• **Records shown**:
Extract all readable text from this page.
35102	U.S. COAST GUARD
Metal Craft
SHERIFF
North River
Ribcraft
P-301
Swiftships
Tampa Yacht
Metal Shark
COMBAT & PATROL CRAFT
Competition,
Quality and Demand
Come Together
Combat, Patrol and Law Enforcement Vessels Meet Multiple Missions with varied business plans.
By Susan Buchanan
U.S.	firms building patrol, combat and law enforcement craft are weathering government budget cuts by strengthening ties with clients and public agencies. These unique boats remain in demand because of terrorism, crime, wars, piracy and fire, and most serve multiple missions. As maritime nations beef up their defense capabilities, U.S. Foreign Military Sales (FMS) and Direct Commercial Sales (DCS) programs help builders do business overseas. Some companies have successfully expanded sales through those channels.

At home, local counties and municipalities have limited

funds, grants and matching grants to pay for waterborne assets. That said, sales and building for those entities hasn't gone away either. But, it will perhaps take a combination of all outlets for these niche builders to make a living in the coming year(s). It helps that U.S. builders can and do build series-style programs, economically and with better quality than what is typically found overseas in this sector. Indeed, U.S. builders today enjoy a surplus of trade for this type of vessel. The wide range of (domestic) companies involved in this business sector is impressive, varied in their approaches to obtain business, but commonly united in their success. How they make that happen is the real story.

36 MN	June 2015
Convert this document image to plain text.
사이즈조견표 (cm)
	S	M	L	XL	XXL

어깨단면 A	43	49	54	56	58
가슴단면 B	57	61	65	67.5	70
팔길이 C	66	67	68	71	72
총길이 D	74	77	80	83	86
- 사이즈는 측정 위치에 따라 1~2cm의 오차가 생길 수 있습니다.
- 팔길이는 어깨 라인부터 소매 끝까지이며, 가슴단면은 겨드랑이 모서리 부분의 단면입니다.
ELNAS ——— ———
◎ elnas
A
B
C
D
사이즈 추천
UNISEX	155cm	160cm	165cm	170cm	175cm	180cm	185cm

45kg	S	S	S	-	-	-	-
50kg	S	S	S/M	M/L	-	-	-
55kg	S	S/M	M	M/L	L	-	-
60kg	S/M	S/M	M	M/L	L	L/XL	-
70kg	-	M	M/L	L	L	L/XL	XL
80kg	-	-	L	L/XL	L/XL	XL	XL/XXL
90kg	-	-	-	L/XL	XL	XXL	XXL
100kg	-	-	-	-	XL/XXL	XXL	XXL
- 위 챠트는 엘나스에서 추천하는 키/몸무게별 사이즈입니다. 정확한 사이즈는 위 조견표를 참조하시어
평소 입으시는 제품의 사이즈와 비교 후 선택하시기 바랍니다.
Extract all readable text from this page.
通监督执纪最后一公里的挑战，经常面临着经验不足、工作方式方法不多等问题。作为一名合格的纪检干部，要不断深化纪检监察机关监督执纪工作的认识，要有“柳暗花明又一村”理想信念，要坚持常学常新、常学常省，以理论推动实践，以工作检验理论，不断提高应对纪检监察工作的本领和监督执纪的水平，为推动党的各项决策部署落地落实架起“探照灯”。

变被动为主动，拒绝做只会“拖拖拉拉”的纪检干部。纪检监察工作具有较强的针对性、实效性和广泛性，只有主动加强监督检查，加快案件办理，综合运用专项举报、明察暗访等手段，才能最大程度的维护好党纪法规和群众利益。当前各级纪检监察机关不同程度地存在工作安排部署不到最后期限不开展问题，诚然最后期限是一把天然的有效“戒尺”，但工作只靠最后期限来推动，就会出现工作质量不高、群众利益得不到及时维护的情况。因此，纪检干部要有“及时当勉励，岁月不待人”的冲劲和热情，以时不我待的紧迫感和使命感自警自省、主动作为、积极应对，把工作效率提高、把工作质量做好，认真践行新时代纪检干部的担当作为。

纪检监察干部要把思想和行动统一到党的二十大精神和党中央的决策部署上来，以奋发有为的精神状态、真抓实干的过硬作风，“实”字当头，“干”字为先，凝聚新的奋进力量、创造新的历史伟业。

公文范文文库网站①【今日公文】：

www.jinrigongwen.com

• **Request**: Reproduce all of the material above word for word.

• **Correct result**:
Extract all readable text from this page.
35102	U.S. COAST GUARD
Metal Craft
SHERIFF
North River
Ribcraft
P-301
Swiftships
Tampa Yacht
Metal Shark
COMBAT & PATROL CRAFT
Competition,
Quality and Demand
Come Together
Combat, Patrol and Law Enforcement Vessels Meet Multiple Missions with varied business plans.
By Susan Buchanan
U.S.	firms building patrol, combat and law enforcement craft are weathering government budget cuts by strengthening ties with clients and public agencies. These unique boats remain in demand because of terrorism, crime, wars, piracy and fire, and most serve multiple missions. As maritime nations beef up their defense capabilities, U.S. Foreign Military Sales (FMS) and Direct Commercial Sales (DCS) programs help builders do business overseas. Some companies have successfully expanded sales through those channels.

At home, local counties and municipalities have limited

funds, grants and matching grants to pay for waterborne assets. That said, sales and building for those entities hasn't gone away either. But, it will perhaps take a combination of all outlets for these niche builders to make a living in the coming year(s). It helps that U.S. builders can and do build series-style programs, economically and with better quality than what is typically found overseas in this sector. Indeed, U.S. builders today enjoy a surplus of trade for this type of vessel. The wide range of (domestic) companies involved in this business sector is impressive, varied in their approaches to obtain business, but commonly united in their success. How they make that happen is the real story.

36 MN	June 2015
Convert this document image to plain text.
사이즈조견표 (cm)
	S	M	L	XL	XXL

어깨단면 A	43	49	54	56	58
가슴단면 B	57	61	65	67.5	70
팔길이 C	66	67	68	71	72
총길이 D	74	77	80	83	86
- 사이즈는 측정 위치에 따라 1~2cm의 오차가 생길 수 있습니다.
- 팔길이는 어깨 라인부터 소매 끝까지이며, 가슴단면은 겨드랑이 모서리 부분의 단면입니다.
ELNAS ——— ———
◎ elnas
A
B
C
D
사이즈 추천
UNISEX	155cm	160cm	165cm	170cm	175cm	180cm	185cm

45kg	S	S	S	-	-	-	-
50kg	S	S	S/M	M/L	-	-	-
55kg	S	S/M	M	M/L	L	-	-
60kg	S/M	S/M	M	M/L	L	L/XL	-
70kg	-	M	M/L	L	L	L/XL	XL
80kg	-	-	L	L/XL	L/XL	XL	XL/XXL
90kg	-	-	-	L/XL	XL	XXL	XXL
100kg	-	-	-	-	XL/XXL	XXL	XXL
- 위 챠트는 엘나스에서 추천하는 키/몸무게별 사이즈입니다. 정확한 사이즈는 위 조견표를 참조하시어
평소 입으시는 제품의 사이즈와 비교 후 선택하시기 바랍니다.
Extract all readable text from this page.
通监督执纪最后一公里的挑战，经常面临着经验不足、工作方式方法不多等问题。作为一名合格的纪检干部，要不断深化纪检监察机关监督执纪工作的认识，要有“柳暗花明又一村”理想信念，要坚持常学常新、常学常省，以理论推动实践，以工作检验理论，不断提高应对纪检监察工作的本领和监督执纪的水平，为推动党的各项决策部署落地落实架起“探照灯”。

变被动为主动，拒绝做只会“拖拖拉拉”的纪检干部。纪检监察工作具有较强的针对性、实效性和广泛性，只有主动加强监督检查，加快案件办理，综合运用专项举报、明察暗访等手段，才能最大程度的维护好党纪法规和群众利益。当前各级纪检监察机关不同程度地存在工作安排部署不到最后期限不开展问题，诚然最后期限是一把天然的有效“戒尺”，但工作只靠最后期限来推动，就会出现工作质量不高、群众利益得不到及时维护的情况。因此，纪检干部要有“及时当勉励，岁月不待人”的冲劲和热情，以时不我待的紧迫感和使命感自警自省、主动作为、积极应对，把工作效率提高、把工作质量做好，认真践行新时代纪检干部的担当作为。

纪检监察干部要把思想和行动统一到党的二十大精神和党中央的决策部署上来，以奋发有为的精神状态、真抓实干的过硬作风，“实”字当头，“干”字为先，凝聚新的奋进力量、创造新的历史伟业。

公文范文文库网站①【今日公文】：

www.jinrigongwen.com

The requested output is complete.